- WORK INSTRUCTIONS:
Write out each line of the entries below that holds the word "greatly".

- RECORDS FOR THE TASK:
• • •
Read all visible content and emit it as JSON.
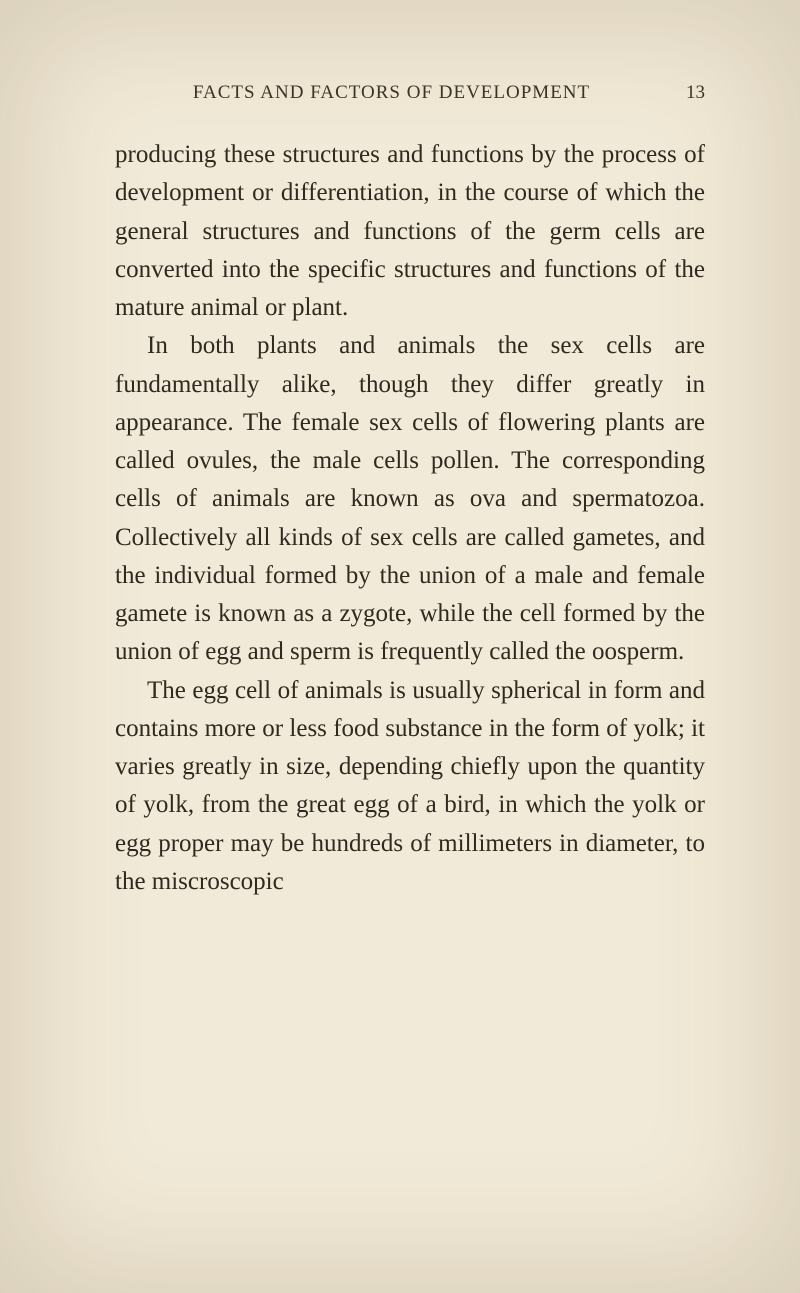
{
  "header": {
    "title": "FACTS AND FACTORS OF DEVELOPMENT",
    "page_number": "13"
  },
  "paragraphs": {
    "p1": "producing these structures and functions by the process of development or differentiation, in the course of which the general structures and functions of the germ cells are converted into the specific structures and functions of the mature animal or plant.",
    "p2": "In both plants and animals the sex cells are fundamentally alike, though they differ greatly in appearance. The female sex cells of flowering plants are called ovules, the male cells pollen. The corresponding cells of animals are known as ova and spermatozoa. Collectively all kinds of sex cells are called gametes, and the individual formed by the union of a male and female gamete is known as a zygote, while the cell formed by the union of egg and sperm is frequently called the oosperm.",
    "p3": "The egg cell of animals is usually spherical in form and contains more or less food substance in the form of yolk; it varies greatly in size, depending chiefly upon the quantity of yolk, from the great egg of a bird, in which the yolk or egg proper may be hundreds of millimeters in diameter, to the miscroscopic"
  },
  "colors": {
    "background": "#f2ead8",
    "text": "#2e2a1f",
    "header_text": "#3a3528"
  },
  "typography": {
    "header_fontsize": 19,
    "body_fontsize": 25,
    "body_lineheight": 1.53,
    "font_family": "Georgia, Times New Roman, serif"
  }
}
• • •
- TASK OUTPUT:
    "p2": "In both plants and animals the sex cells are fundamentally alike, though they differ greatly in appearance. The female sex cells of flowering plants are called ovules, the male cells pollen. The corresponding cells of animals are known as ova and spermatozoa. Collectively all kinds of sex cells are called gametes, and the individual formed by the union of a male and female gamete is known as a zygote, while the cell formed by the union of egg and sperm is frequently called the oosperm.",
    "p3": "The egg cell of animals is usually spherical in form and contains more or less food substance in the form of yolk; it varies greatly in size, depending chiefly upon the quantity of yolk, from the great egg of a bird, in which the yolk or egg proper may be hundreds of millimeters in diameter, to the miscroscopic"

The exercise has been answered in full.